▶ _GIVEN TASK_: Identify every line containing the word "Esfera" and reproduce each one.

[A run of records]
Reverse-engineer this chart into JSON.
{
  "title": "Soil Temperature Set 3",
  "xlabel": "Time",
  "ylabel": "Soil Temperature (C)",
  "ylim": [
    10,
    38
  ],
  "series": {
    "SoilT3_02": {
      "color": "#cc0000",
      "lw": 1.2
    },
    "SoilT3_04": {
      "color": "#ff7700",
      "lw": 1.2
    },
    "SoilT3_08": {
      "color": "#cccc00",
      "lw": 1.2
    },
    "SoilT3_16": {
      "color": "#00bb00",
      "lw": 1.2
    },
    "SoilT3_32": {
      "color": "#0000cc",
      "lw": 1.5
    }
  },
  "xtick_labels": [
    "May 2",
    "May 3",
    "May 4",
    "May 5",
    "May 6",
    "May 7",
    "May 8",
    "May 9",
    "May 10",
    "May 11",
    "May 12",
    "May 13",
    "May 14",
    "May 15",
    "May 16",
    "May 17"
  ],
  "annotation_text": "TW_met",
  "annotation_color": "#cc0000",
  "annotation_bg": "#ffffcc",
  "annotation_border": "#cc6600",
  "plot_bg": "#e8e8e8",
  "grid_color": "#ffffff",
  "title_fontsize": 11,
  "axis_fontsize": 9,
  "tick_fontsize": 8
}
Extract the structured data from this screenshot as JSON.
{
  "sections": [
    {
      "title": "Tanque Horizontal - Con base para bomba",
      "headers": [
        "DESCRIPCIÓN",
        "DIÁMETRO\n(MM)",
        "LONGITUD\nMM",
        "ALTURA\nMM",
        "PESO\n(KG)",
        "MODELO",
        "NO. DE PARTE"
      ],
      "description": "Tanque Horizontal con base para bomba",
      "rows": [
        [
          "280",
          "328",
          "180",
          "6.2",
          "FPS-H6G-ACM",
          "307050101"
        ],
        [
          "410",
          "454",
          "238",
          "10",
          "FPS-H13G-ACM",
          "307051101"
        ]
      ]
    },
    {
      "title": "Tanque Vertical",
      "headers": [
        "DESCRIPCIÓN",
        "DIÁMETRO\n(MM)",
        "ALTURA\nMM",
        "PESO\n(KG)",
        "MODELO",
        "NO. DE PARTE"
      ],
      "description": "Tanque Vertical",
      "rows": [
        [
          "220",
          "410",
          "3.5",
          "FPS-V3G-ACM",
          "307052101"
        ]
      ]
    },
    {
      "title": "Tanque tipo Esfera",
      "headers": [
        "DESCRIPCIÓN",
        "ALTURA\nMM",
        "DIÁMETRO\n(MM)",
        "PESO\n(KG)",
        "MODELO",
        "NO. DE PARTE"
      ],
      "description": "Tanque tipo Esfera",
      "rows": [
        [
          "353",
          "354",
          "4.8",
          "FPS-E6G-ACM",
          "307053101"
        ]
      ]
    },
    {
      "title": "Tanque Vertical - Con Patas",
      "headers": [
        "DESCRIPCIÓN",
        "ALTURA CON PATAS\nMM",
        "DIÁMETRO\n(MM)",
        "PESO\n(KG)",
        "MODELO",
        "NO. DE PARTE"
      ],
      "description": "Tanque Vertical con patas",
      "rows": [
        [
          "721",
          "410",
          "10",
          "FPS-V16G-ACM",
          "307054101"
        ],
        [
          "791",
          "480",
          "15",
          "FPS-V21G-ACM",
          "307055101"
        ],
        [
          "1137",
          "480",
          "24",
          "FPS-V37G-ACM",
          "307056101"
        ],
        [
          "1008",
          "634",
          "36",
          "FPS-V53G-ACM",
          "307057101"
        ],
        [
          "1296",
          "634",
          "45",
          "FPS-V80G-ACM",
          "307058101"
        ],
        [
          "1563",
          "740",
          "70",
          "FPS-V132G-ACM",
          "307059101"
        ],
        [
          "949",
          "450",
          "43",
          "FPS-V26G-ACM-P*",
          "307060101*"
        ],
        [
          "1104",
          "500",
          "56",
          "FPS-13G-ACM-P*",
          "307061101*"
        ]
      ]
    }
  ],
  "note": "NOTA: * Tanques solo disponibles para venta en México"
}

▶ _RESULT_:
      "title": "Tanque tipo Esfera",
      "description": "Tanque tipo Esfera",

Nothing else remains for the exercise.